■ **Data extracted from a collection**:

• • • •

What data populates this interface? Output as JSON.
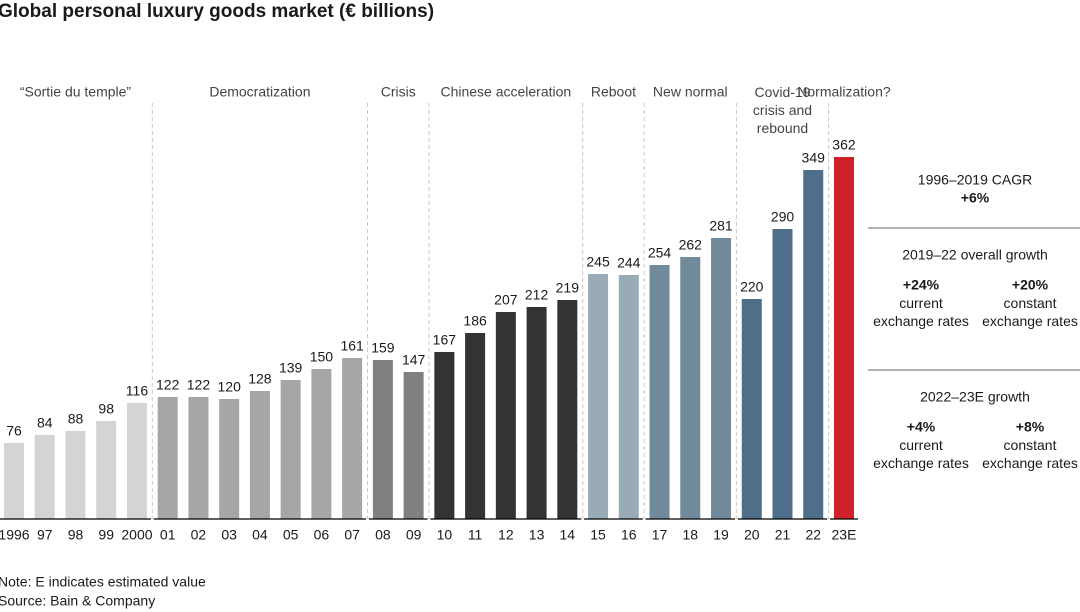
{
  "chart_data": {
    "type": "bar",
    "title": "Global personal luxury goods market (€ billions)",
    "series": [
      {
        "name": "“Sortie du temple”",
        "color": "#d4d4d4",
        "categories": [
          "1996",
          "97",
          "98",
          "99",
          "2000"
        ],
        "values": [
          76,
          84,
          88,
          98,
          116
        ]
      },
      {
        "name": "Democratization",
        "color": "#a6a6a6",
        "categories": [
          "01",
          "02",
          "03",
          "04",
          "05",
          "06",
          "07"
        ],
        "values": [
          122,
          122,
          120,
          128,
          139,
          150,
          161
        ]
      },
      {
        "name": "Crisis",
        "color": "#808080",
        "categories": [
          "08",
          "09"
        ],
        "values": [
          159,
          147
        ]
      },
      {
        "name": "Chinese acceleration",
        "color": "#333333",
        "categories": [
          "10",
          "11",
          "12",
          "13",
          "14"
        ],
        "values": [
          167,
          186,
          207,
          212,
          219
        ]
      },
      {
        "name": "Reboot",
        "color": "#9aabb8",
        "categories": [
          "15",
          "16"
        ],
        "values": [
          245,
          244
        ]
      },
      {
        "name": "New normal",
        "color": "#718a9c",
        "categories": [
          "17",
          "18",
          "19"
        ],
        "values": [
          254,
          262,
          281
        ]
      },
      {
        "name": "Covid-19\ncrisis and\nrebound",
        "color": "#4f6e8a",
        "categories": [
          "20",
          "21",
          "22"
        ],
        "values": [
          220,
          290,
          349
        ]
      },
      {
        "name": "Normalization?",
        "color": "#d0202a",
        "categories": [
          "23E"
        ],
        "values": [
          362
        ]
      }
    ],
    "notes": [
      "Note: E indicates estimated value",
      "Source: Bain & Company"
    ]
  },
  "panel": {
    "cagr": {
      "title": "1996–2019 CAGR",
      "value": "+6%"
    },
    "sections": [
      {
        "title": "2019–22 overall growth",
        "items": [
          {
            "value": "+24%",
            "label": "current\nexchange rates"
          },
          {
            "value": "+20%",
            "label": "constant\nexchange rates"
          }
        ]
      },
      {
        "title": "2022–23E growth",
        "items": [
          {
            "value": "+4%",
            "label": "current\nexchange rates"
          },
          {
            "value": "+8%",
            "label": "constant\nexchange rates"
          }
        ]
      }
    ]
  }
}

• • • •

■ **YOUR OBJECTIVE**: Without the pictures, write out every entry precisely as it appears.

■ **EXERCISE RESPONSE**:
What data populates this interface? Output as JSON.
{
  "chart_data": {
    "type": "bar",
    "title": "Global personal luxury goods market (€ billions)",
    "series": [
      {
        "name": "“Sortie du temple”",
        "color": "#d4d4d4",
        "categories": [
          "1996",
          "97",
          "98",
          "99",
          "2000"
        ],
        "values": [
          76,
          84,
          88,
          98,
          116
        ]
      },
      {
        "name": "Democratization",
        "color": "#a6a6a6",
        "categories": [
          "01",
          "02",
          "03",
          "04",
          "05",
          "06",
          "07"
        ],
        "values": [
          122,
          122,
          120,
          128,
          139,
          150,
          161
        ]
      },
      {
        "name": "Crisis",
        "color": "#808080",
        "categories": [
          "08",
          "09"
        ],
        "values": [
          159,
          147
        ]
      },
      {
        "name": "Chinese acceleration",
        "color": "#333333",
        "categories": [
          "10",
          "11",
          "12",
          "13",
          "14"
        ],
        "values": [
          167,
          186,
          207,
          212,
          219
        ]
      },
      {
        "name": "Reboot",
        "color": "#9aabb8",
        "categories": [
          "15",
          "16"
        ],
        "values": [
          245,
          244
        ]
      },
      {
        "name": "New normal",
        "color": "#718a9c",
        "categories": [
          "17",
          "18",
          "19"
        ],
        "values": [
          254,
          262,
          281
        ]
      },
      {
        "name": "Covid-19\ncrisis and\nrebound",
        "color": "#4f6e8a",
        "categories": [
          "20",
          "21",
          "22"
        ],
        "values": [
          220,
          290,
          349
        ]
      },
      {
        "name": "Normalization?",
        "color": "#d0202a",
        "categories": [
          "23E"
        ],
        "values": [
          362
        ]
      }
    ],
    "notes": [
      "Note: E indicates estimated value",
      "Source: Bain & Company"
    ]
  },
  "panel": {
    "cagr": {
      "title": "1996–2019 CAGR",
      "value": "+6%"
    },
    "sections": [
      {
        "title": "2019–22 overall growth",
        "items": [
          {
            "value": "+24%",
            "label": "current\nexchange rates"
          },
          {
            "value": "+20%",
            "label": "constant\nexchange rates"
          }
        ]
      },
      {
        "title": "2022–23E growth",
        "items": [
          {
            "value": "+4%",
            "label": "current\nexchange rates"
          },
          {
            "value": "+8%",
            "label": "constant\nexchange rates"
          }
        ]
      }
    ]
  }
}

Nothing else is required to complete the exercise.